- **Documento fuente**:
——
El padre de Álvaro Uribe cayó fulminado, con dos disparos: uno en la garganta y otro en el pecho. Los guerrilleros destruyeron con dinamita el Huhues 500. Horas después, aparecieron las fuerzas armadas. En un vehículo militar se llevaron a salvo a María Isabel y al capitán Rivera. Según las malas lenguas, Pablo Escobar, el célebre narcotraficante, puso a disposición de Santiago otro helicóptero que, finalmente, no se usó: el herido fue trasladado a Medellín en las peores condiciones físicas, en una ambulancia de la Cruz Roja, a 105 kilómetros de la finca.

Acaso a esas mismas horas se fue gestando en la cabeza del futuro Presidente Uribe, el programa contra los grupos terroristas denominado “política de seguridad democrática” y perfiló la alianza secreta que sostuvo a lo largo de su gestión presidencial con los llamados grupos paramilitares, los escuadrones de la muerte que desde Vietnam se les conoce como Ojos Rojos y que hicieron el trabajo sucio de limpiar a Colombia de las FARC, para no desprestigiar a las Fuerzas Armadas en operaciones de contrainsurgencia.

Según Uribe, durante su mandato el Estado recuperó el monopolio de la violencia legítima, en contra de los grupos armados más criminales, más terroristas del mundo, que metieron a su padre dos balazos en la frente y en el pecho. La tesis contra las FARC es discutible, pero lo cierto es que a Uribe no le bastaron sus dos mandatos presidenciales, que abarcaron del año 2002 al 2010, para acabar con sus enemigos.

Aunque nunca se rajó, le faltó tiempo para cumplir la venganza del hijo del terrateniente. No sabremos exactamente cuánto le hubiera sido suficiente.
——
- **Extracto de registros**:
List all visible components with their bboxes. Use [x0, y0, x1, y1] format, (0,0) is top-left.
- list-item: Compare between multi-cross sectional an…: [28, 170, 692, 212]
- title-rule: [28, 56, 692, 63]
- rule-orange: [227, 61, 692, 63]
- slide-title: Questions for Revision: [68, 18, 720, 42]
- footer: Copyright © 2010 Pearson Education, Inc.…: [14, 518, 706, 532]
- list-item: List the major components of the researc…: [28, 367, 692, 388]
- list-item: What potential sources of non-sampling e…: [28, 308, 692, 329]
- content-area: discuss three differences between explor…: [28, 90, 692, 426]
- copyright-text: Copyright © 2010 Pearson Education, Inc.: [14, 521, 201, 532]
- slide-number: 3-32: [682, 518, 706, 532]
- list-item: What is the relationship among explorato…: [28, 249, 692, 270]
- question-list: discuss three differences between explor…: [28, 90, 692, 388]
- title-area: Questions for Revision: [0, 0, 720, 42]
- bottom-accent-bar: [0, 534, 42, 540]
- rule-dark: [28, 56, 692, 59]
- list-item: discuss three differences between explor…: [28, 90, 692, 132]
——
- **Lista de tareas**:
[1] Responda, según el texto sobre Álvaro Uribe, las siguientes preguntas:
(a) ¿A qué ciudad fue trasladado el herido y en qué vehículo?
(b) ¿Qué nombre recibió el programa contra los grupos terroristas?
(c) ¿Qué años abarcaron los dos mandatos presidenciales de Uribe?
[2] Transcriba del texto sobre Álvaro Uribe el fragmento que comienza con las palabras "Acaso a esas" y termina con "operaciones de contrainsurgencia.".

- **Lista de respuestas**:
[1]
(a) El herido fue trasladado a Medellín en una ambulancia de la Cruz Roja.
(b) El programa se denominó "política de seguridad democrática".
(c) Los dos mandatos abarcaron del año 2002 al 2010.

[2]
Acaso a esas mismas horas se fue gestando en la cabeza del futuro Presidente Uribe, el programa contra los grupos terroristas denominado “política de seguridad democrática” y perfiló la alianza secreta que sostuvo a lo largo de su gestión presidencial con los llamados grupos paramilitares, los escuadrones de la muerte que desde Vietnam se les conoce como Ojos Rojos y que hicieron el trabajo sucio de limpiar a Colombia de las FARC, para no desprestigiar a las Fuerzas Armadas en operaciones de contrainsurgencia.